> [The records]
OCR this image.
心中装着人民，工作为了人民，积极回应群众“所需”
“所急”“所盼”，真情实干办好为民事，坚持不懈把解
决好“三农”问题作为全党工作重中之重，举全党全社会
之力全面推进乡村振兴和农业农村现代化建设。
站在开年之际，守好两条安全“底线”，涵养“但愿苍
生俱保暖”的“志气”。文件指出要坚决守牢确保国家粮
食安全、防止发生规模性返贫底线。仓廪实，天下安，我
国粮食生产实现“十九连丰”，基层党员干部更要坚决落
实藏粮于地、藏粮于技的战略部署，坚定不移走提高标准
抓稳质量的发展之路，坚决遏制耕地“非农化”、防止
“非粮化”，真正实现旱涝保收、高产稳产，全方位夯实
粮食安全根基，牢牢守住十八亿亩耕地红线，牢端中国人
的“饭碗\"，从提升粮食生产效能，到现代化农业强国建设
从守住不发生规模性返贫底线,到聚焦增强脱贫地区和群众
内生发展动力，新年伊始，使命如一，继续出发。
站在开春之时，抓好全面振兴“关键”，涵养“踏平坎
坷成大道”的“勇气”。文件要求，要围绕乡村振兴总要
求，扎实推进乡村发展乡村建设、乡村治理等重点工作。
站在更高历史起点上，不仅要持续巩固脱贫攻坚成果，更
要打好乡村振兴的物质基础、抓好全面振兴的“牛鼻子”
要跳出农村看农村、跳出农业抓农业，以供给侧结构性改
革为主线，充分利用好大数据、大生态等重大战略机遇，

> [Objective] Please set down each line of the records exactly as given.

> [Answer for the task]
OCR this image.
心中装着人民，工作为了人民，积极回应群众“所需”
“所急”“所盼”，真情实干办好为民事，坚持不懈把解
决好“三农”问题作为全党工作重中之重，举全党全社会
之力全面推进乡村振兴和农业农村现代化建设。
站在开年之际，守好两条安全“底线”，涵养“但愿苍
生俱保暖”的“志气”。文件指出要坚决守牢确保国家粮
食安全、防止发生规模性返贫底线。仓廪实，天下安，我
国粮食生产实现“十九连丰”，基层党员干部更要坚决落
实藏粮于地、藏粮于技的战略部署，坚定不移走提高标准
抓稳质量的发展之路，坚决遏制耕地“非农化”、防止
“非粮化”，真正实现旱涝保收、高产稳产，全方位夯实
粮食安全根基，牢牢守住十八亿亩耕地红线，牢端中国人
的“饭碗\"，从提升粮食生产效能，到现代化农业强国建设
从守住不发生规模性返贫底线,到聚焦增强脱贫地区和群众
内生发展动力，新年伊始，使命如一，继续出发。
站在开春之时，抓好全面振兴“关键”，涵养“踏平坎
坷成大道”的“勇气”。文件要求，要围绕乡村振兴总要
求，扎实推进乡村发展乡村建设、乡村治理等重点工作。
站在更高历史起点上，不仅要持续巩固脱贫攻坚成果，更
要打好乡村振兴的物质基础、抓好全面振兴的“牛鼻子”
要跳出农村看农村、跳出农业抓农业，以供给侧结构性改
革为主线，充分利用好大数据、大生态等重大战略机遇，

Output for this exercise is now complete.